● THE DATA:
-*-*-
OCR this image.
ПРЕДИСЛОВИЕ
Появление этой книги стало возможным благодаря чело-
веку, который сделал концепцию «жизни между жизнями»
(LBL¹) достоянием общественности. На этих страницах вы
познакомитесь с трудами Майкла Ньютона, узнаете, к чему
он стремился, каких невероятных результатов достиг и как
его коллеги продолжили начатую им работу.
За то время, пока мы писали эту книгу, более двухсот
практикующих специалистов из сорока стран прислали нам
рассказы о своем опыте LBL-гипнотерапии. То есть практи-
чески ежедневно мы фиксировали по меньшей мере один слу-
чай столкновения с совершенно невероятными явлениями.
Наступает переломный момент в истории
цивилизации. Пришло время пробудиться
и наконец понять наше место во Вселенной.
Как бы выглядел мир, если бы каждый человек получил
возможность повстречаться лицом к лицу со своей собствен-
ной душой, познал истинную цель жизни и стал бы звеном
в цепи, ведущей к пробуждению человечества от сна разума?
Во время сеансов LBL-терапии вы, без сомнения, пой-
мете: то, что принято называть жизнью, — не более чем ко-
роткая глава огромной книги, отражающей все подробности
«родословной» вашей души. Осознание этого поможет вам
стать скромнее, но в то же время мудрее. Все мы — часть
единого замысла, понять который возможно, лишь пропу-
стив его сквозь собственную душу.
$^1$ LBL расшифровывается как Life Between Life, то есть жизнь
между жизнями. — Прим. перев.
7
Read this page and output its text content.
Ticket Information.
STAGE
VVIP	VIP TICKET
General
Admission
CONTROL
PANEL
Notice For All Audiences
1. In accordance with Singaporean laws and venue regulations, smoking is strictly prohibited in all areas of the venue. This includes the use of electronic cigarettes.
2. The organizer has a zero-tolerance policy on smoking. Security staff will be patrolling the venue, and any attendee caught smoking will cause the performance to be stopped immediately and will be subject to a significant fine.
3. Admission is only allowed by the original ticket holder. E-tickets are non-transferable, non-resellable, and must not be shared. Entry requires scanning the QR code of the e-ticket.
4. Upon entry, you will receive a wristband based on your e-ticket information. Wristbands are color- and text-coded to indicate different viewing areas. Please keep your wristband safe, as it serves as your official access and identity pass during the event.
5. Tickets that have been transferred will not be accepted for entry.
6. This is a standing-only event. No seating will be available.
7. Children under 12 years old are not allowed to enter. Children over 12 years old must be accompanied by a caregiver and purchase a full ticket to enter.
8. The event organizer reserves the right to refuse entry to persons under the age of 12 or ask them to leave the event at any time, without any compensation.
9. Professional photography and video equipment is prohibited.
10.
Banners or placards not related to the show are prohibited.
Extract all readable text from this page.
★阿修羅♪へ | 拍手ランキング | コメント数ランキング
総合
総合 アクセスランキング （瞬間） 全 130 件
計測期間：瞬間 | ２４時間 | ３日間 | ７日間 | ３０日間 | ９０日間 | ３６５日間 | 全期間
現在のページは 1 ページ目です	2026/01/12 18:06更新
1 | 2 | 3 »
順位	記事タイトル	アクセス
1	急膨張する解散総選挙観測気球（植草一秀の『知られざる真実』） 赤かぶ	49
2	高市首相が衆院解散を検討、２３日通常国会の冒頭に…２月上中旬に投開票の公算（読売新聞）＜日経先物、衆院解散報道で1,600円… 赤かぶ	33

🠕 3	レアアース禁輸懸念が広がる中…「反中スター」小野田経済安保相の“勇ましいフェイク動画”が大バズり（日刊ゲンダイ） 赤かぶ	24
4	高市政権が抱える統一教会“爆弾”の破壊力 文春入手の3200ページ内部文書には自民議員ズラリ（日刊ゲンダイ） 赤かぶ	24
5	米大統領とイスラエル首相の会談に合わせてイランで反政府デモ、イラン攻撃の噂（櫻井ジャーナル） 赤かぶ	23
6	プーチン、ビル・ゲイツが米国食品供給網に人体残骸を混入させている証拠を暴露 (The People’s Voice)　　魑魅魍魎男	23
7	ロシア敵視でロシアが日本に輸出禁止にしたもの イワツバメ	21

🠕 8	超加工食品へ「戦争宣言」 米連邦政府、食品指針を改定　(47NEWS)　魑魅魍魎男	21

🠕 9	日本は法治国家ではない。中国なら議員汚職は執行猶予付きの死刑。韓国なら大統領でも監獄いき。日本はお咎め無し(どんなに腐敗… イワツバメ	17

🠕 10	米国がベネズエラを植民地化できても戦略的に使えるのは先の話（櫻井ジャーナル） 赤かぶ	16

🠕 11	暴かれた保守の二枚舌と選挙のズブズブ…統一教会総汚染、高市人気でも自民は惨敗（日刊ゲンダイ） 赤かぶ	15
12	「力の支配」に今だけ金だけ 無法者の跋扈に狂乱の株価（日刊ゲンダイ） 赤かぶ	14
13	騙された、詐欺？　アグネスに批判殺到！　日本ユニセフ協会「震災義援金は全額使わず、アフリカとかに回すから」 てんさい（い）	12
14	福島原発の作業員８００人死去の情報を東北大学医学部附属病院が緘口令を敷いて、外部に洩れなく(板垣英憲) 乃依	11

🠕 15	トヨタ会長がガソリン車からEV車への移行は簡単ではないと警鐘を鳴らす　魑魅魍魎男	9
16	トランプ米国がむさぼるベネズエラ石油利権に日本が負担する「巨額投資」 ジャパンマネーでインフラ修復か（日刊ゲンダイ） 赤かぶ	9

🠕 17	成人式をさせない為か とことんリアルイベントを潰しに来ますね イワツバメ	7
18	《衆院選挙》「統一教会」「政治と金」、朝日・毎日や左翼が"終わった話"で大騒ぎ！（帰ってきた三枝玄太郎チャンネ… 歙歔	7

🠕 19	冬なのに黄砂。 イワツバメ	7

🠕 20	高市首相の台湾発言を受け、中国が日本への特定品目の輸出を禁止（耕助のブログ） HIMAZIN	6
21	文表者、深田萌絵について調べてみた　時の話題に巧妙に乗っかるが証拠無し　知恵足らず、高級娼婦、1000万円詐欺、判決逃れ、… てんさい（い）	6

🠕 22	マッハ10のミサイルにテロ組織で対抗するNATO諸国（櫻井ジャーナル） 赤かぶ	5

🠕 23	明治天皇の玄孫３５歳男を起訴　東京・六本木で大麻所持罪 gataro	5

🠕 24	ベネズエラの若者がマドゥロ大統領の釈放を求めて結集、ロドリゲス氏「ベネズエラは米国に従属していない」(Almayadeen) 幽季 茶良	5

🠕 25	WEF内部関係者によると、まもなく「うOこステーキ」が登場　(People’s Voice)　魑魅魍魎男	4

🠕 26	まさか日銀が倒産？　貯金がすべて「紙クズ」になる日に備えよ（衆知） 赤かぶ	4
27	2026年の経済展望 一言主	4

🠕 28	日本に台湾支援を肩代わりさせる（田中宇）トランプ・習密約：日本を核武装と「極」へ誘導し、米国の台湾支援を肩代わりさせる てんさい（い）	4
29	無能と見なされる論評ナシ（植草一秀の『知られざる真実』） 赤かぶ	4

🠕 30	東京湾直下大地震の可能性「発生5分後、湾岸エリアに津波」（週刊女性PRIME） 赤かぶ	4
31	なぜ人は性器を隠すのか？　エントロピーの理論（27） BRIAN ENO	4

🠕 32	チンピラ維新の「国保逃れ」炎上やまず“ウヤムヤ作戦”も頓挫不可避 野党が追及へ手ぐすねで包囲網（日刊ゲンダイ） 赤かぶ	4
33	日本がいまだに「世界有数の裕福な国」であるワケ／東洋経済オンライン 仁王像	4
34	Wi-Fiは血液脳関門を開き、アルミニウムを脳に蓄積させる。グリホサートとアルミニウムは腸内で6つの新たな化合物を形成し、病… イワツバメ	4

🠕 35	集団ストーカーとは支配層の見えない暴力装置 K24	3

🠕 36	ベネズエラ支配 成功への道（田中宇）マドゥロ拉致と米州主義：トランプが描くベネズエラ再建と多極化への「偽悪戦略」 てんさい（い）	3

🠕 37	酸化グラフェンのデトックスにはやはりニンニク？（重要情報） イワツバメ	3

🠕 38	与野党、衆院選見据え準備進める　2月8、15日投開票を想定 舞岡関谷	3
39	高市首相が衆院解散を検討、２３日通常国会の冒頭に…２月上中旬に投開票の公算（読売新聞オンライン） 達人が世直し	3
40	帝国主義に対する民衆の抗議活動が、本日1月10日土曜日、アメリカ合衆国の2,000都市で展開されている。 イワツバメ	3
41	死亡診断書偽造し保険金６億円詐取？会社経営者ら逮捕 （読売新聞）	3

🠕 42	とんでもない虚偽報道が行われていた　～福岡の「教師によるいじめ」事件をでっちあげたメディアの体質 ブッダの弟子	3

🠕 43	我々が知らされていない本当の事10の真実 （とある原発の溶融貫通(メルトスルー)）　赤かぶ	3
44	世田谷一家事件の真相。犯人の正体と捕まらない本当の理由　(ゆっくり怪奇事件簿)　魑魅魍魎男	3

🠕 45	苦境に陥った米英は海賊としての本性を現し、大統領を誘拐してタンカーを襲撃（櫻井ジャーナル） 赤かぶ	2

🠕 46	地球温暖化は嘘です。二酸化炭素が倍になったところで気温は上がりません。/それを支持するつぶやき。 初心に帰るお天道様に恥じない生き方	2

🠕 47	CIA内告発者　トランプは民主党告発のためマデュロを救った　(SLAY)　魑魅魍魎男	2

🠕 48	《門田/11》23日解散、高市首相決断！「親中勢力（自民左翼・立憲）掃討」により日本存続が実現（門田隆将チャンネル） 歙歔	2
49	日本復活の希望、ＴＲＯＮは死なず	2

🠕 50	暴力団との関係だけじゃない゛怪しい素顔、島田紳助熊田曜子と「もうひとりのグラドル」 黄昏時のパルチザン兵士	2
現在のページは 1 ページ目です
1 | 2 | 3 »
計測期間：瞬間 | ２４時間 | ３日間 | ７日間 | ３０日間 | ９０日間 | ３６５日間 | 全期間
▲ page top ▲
-*-*-
● TASK STATEMENT:
From the entries above, copy out every line where the string "日刊ゲンダイ" appears.

● REPLY TO THE TASK:
🠕 3	レアアース禁輸懸念が広がる中…「反中スター」小野田経済安保相の“勇ましいフェイク動画”が大バズり（日刊ゲンダイ） 赤かぶ	24
4	高市政権が抱える統一教会“爆弾”の破壊力 文春入手の3200ページ内部文書には自民議員ズラリ（日刊ゲンダイ） 赤かぶ	24
🠕 11	暴かれた保守の二枚舌と選挙のズブズブ…統一教会総汚染、高市人気でも自民は惨敗（日刊ゲンダイ） 赤かぶ	15
12	「力の支配」に今だけ金だけ 無法者の跋扈に狂乱の株価（日刊ゲンダイ） 赤かぶ	14
16	トランプ米国がむさぼるベネズエラ石油利権に日本が負担する「巨額投資」 ジャパンマネーでインフラ修復か（日刊ゲンダイ） 赤かぶ	9
🠕 32	チンピラ維新の「国保逃れ」炎上やまず“ウヤムヤ作戦”も頓挫不可避 野党が追及へ手ぐすねで包囲網（日刊ゲンダイ） 赤かぶ	4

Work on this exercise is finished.